• [Task objective]: Below, find each line holding "online" and state how many there are, using the number alone.

• [Data for this task]:
....................
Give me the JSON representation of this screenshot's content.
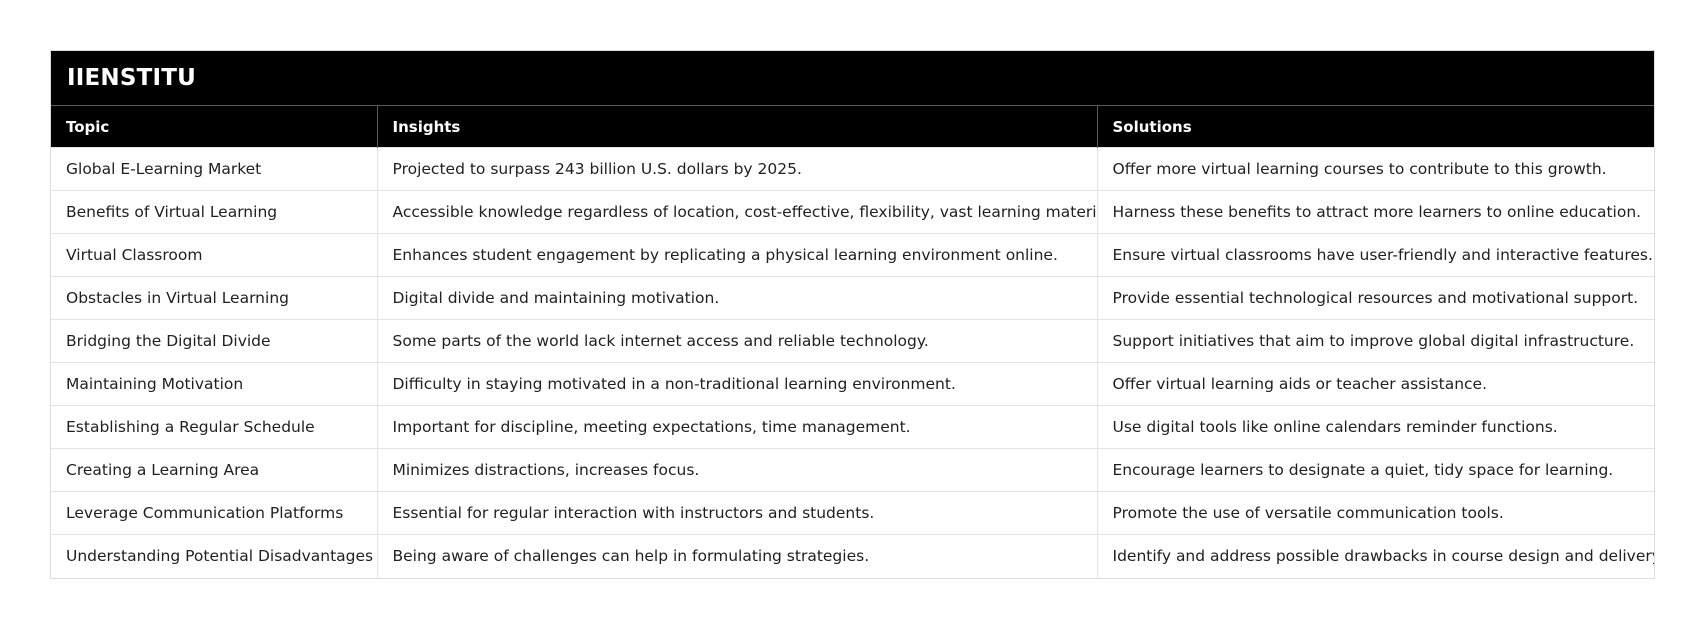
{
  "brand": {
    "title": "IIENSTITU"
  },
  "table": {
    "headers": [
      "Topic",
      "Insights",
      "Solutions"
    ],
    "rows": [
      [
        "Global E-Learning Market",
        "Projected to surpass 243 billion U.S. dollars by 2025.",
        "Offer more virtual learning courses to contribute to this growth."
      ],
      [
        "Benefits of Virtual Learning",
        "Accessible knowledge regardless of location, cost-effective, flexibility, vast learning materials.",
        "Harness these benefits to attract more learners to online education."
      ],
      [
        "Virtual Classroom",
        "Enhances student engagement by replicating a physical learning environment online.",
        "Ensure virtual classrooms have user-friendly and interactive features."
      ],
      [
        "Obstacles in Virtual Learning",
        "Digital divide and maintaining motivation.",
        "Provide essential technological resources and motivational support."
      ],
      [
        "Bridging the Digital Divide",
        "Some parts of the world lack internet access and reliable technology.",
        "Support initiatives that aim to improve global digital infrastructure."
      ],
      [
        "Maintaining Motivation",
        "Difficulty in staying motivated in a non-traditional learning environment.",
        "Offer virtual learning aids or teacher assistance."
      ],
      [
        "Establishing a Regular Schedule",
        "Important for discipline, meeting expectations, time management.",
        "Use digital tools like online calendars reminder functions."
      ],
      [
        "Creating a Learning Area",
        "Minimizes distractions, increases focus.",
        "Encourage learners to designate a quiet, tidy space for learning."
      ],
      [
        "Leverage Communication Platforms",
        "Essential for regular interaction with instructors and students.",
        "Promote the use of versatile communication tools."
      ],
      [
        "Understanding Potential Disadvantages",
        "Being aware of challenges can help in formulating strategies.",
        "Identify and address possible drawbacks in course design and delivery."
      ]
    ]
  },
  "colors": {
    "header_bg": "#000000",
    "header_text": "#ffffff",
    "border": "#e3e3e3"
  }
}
....................
• [Solution for this problem]: 3